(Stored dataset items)
┌────────
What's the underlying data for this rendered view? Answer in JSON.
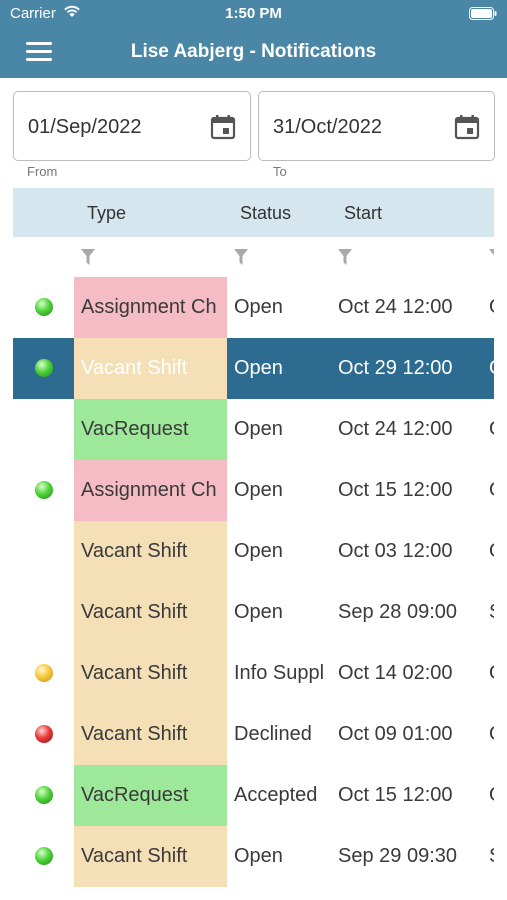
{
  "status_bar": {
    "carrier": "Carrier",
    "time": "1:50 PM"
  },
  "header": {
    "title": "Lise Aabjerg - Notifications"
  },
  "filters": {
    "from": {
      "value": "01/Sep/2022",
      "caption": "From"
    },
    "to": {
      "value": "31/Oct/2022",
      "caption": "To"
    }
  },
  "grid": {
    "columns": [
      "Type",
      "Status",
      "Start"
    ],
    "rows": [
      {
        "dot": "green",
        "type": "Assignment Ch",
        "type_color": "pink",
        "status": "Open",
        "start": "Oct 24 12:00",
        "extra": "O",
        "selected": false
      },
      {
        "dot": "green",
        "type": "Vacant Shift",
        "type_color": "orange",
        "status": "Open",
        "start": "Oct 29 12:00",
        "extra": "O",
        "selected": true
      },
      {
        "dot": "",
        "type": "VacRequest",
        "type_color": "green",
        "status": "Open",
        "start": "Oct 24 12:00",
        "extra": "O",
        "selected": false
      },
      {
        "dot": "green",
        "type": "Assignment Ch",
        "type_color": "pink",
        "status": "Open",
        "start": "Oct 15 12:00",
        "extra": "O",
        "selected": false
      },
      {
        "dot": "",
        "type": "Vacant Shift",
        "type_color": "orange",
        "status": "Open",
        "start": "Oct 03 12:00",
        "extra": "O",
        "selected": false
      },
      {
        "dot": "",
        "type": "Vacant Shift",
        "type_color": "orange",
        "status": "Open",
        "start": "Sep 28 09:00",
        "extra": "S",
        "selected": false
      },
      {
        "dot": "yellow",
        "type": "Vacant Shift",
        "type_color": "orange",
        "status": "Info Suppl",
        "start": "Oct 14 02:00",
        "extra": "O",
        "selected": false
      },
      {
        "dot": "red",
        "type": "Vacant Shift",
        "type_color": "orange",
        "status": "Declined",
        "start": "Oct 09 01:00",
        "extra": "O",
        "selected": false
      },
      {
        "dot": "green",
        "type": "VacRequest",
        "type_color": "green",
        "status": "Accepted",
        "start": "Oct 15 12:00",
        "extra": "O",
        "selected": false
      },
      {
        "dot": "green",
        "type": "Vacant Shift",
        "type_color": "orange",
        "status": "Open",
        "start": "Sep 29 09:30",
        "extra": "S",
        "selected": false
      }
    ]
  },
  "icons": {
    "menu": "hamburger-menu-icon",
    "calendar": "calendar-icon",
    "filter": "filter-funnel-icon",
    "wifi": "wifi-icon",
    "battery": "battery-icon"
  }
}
└────────
┌────────
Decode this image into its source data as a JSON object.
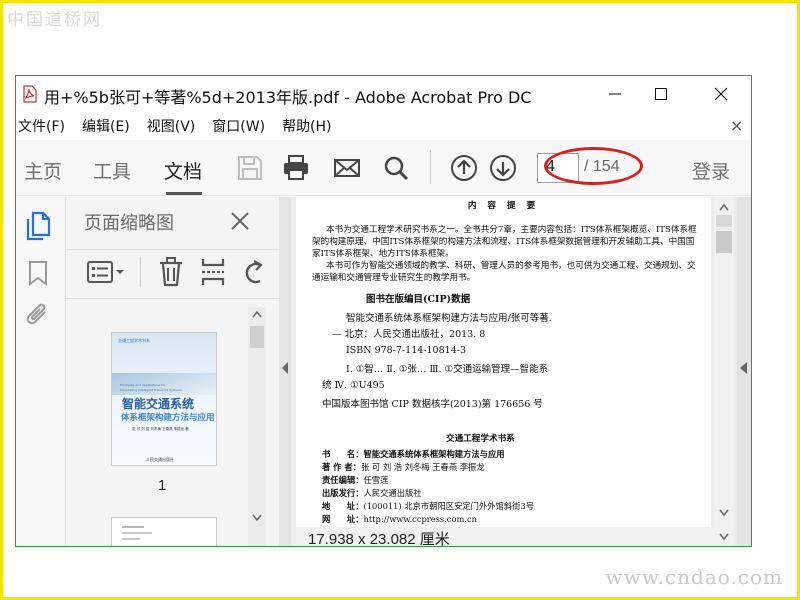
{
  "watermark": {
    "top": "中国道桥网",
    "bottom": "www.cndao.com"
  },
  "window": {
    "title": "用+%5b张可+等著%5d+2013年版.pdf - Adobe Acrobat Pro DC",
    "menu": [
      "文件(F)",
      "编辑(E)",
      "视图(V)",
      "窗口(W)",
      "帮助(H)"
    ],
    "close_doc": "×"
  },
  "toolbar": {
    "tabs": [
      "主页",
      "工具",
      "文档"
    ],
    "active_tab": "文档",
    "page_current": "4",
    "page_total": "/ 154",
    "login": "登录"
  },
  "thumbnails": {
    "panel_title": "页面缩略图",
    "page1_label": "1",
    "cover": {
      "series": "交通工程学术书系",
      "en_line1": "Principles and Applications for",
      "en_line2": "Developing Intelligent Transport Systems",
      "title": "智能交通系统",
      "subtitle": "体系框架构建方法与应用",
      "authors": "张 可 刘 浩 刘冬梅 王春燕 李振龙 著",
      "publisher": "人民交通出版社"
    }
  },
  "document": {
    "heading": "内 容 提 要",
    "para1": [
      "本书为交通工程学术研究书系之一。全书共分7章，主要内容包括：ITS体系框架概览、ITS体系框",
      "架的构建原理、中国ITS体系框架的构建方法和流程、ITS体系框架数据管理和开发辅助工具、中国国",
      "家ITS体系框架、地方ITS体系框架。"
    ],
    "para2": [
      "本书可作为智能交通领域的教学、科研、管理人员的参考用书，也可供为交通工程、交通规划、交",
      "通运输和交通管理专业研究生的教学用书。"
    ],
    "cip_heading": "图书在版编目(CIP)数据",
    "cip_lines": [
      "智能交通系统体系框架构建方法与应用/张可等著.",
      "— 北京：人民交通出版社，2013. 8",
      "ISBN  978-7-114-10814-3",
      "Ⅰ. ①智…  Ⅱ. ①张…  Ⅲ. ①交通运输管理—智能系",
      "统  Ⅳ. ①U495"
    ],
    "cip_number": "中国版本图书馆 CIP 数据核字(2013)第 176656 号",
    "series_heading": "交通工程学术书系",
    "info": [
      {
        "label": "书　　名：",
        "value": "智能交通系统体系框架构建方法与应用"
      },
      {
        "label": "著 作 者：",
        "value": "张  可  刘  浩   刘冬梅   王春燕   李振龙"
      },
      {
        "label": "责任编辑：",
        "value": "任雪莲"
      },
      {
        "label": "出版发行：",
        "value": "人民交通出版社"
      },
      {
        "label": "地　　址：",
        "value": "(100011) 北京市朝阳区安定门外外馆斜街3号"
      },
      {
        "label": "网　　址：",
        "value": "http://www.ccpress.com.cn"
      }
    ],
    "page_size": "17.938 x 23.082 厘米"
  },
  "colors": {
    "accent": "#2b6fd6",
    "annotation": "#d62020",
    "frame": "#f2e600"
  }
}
└────────
Copy each line above containing the string "智能交通系统体系框架构建方法与应用".

Answer to this task
      "智能交通系统体系框架构建方法与应用/张可等著.",
        "value": "智能交通系统体系框架构建方法与应用"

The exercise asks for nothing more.